Document text:
-=-=-=-=-

Cholinergic Neural Signals to the Spleen Down-Regulate Leukocyte Trafficking via CD11b

The cholinergic anti-inflammatory pathway is a physiological mechanism that inhibits cytokine production and diminishes tissue injury during inflammation. Recent studies demonstrate that cholinergic signaling reduces adhesion molecule expression and chemokine production by endothelial cells and suppresses leukocyte migration during inflammation. It is unclear how vagus nerve stimulation regulates leukocyte trafficking because the vagus nerve does not innervate endothelial cells. Using mouse models of leukocyte trafficking, we show that the spleen, which is a major point of control for cholinergic modulation of cytokine production, is essential for vagus nerve-mediated regulation of neutrophil activation and migration. Administration of nicotine, a pharmacologic agonist of the cholinergic anti-inflammatory pathway, significantly reduces levels of CD11b, a beta(2)-integrin involved in cell adhesion and leukocyte chemotaxis, on the surface of neutrophils in a dose-dependent manner and this function requires the spleen. Similarly, vagus nerve stimulation significantly attenuates neutrophil surface CD11b levels only in the presence of an intact and innervated spleen. Further mechanistic studies reveal that nicotine suppresses F-actin polymerization, the rate-limiting step for CD11b surface expression. These studies demonstrate that modulation of leukocyte trafficking via cholinergic signaling to the spleen is a specific, centralized neural pathway positioned to suppress the excessive accumulation of neutrophils at inflammatory sites. Activating this mechanism may have important therapeutic potential for preventing tissue injury during inflammation.

-=-=-=-=-

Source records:
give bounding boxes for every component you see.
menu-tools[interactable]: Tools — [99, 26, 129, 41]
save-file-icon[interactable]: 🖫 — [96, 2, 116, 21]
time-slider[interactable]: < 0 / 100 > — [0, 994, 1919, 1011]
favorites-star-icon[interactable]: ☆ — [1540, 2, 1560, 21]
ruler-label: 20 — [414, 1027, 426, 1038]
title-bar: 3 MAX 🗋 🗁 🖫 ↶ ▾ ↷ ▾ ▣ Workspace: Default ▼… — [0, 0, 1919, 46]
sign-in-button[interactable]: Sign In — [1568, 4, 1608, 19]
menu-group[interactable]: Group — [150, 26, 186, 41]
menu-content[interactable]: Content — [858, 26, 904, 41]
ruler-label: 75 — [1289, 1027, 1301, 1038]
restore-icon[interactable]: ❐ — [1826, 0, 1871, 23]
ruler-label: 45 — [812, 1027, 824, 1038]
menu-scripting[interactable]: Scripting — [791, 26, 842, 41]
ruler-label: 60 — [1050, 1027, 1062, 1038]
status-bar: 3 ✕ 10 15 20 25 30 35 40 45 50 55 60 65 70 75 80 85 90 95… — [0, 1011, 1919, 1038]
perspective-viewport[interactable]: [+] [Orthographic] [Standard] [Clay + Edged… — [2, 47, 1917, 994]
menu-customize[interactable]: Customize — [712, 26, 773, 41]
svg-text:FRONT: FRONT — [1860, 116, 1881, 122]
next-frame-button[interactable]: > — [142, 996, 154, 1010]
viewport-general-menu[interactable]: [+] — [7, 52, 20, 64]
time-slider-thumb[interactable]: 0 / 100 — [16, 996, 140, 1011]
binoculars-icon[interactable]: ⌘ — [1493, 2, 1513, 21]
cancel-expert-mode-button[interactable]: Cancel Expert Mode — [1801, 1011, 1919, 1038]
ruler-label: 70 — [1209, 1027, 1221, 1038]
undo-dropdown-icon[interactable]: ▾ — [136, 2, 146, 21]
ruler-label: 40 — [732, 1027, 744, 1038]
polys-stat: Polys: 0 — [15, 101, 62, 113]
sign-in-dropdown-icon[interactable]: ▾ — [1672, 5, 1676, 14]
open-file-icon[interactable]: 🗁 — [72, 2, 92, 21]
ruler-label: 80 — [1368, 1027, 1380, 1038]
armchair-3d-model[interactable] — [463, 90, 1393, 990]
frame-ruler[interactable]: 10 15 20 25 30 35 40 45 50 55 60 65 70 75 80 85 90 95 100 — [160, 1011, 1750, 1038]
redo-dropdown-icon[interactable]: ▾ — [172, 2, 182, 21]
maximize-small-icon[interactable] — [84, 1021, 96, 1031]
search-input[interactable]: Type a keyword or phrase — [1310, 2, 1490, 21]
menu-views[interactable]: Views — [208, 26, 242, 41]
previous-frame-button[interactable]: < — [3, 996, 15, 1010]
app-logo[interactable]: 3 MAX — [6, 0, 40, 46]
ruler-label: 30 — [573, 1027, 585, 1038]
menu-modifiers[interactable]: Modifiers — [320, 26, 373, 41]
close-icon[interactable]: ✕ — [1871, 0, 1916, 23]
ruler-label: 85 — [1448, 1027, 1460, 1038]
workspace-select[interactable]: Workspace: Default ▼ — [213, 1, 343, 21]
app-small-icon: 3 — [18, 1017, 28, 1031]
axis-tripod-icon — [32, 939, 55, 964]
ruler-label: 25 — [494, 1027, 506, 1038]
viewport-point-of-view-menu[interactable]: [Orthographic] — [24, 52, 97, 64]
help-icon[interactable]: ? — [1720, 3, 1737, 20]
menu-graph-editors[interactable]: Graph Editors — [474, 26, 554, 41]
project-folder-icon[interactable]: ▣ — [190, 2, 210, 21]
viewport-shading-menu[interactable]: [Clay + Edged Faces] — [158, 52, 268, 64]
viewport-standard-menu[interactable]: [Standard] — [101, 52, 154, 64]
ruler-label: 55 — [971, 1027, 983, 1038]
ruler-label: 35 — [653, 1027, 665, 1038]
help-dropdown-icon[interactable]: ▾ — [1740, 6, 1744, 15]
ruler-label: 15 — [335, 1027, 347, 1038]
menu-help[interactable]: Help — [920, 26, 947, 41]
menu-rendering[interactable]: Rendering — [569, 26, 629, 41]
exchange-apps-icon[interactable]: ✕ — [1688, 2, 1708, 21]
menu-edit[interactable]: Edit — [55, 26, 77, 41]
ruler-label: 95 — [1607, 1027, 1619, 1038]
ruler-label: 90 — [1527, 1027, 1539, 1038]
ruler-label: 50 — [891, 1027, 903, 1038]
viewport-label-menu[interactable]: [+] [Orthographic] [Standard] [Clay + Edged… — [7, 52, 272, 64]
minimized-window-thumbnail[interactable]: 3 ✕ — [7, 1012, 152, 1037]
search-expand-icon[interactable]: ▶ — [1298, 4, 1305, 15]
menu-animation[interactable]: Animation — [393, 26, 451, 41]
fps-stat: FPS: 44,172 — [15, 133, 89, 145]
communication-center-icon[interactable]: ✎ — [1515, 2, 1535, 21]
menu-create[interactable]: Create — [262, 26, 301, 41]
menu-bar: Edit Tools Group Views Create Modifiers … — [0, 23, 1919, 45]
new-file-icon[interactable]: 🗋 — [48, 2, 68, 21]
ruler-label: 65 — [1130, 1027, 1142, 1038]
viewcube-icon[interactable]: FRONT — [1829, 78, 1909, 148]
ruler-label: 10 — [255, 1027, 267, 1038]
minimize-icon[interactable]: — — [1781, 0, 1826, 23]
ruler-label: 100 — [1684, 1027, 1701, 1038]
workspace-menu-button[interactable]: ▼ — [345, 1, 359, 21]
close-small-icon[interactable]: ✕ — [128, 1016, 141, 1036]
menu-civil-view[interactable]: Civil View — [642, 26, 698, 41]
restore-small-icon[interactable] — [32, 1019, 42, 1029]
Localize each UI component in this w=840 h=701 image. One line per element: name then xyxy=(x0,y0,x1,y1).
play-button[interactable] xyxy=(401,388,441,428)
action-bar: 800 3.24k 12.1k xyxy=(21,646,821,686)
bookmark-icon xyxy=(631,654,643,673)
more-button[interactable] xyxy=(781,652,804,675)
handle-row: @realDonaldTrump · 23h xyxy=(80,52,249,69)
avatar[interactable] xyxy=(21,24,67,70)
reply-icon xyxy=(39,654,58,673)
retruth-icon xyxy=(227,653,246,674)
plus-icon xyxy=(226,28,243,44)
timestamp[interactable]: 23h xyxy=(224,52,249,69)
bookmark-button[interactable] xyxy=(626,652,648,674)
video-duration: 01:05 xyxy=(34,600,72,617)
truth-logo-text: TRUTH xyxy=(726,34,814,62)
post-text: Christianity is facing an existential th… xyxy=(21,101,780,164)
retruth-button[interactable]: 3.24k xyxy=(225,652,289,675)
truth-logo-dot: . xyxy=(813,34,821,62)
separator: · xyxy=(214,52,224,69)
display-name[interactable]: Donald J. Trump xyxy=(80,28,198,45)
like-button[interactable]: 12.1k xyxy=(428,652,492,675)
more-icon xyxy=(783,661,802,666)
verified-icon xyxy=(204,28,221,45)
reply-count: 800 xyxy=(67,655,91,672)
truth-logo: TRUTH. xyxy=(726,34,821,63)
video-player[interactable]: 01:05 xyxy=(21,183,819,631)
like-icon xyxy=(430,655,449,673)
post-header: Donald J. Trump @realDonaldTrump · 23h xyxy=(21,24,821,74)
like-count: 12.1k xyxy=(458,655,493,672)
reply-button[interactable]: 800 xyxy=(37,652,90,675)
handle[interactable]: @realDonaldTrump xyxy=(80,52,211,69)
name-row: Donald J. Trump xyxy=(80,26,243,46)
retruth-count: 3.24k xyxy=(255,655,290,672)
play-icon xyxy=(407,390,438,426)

-=-=-=-=-

Tasks for this exercise:
[a] According to the abstract, which process does nicotine suppress?
[b] Condense the abstract's paragraph beginning "The cholinergic anti-inflammatory pathway is a physiological mechanism" into a bulleted list of its main facts.
Base each answer solely on the abstract, not on the rows.

Replies:
[a] Nicotine suppresses F-actin polymerization, the rate-limiting step for CD11b surface expression.

[b]
- The cholinergic anti-inflammatory pathway inhibits cytokine production and diminishes tissue injury during inflammation.
- Cholinergic signaling reduces endothelial adhesion molecule expression and chemokine production and suppresses leukocyte migration.
- How vagus nerve stimulation regulates leukocyte trafficking was unclear, since the vagus nerve does not innervate endothelial cells.
- In mouse models, the spleen is essential for vagus nerve-mediated regulation of neutrophil activation and migration.
- Nicotine reduces neutrophil surface CD11b, a beta(2)-integrin, in a dose-dependent manner, which requires the spleen.
- Vagus nerve stimulation reduces neutrophil surface CD11b only with an intact, innervated spleen.
- Nicotine suppresses F-actin polymerization, the rate-limiting step for CD11b surface expression.
- Cholinergic signaling to the spleen is a specific, centralized neural pathway that can suppress excessive neutrophil accumulation at inflammatory sites and may help prevent tissue injury.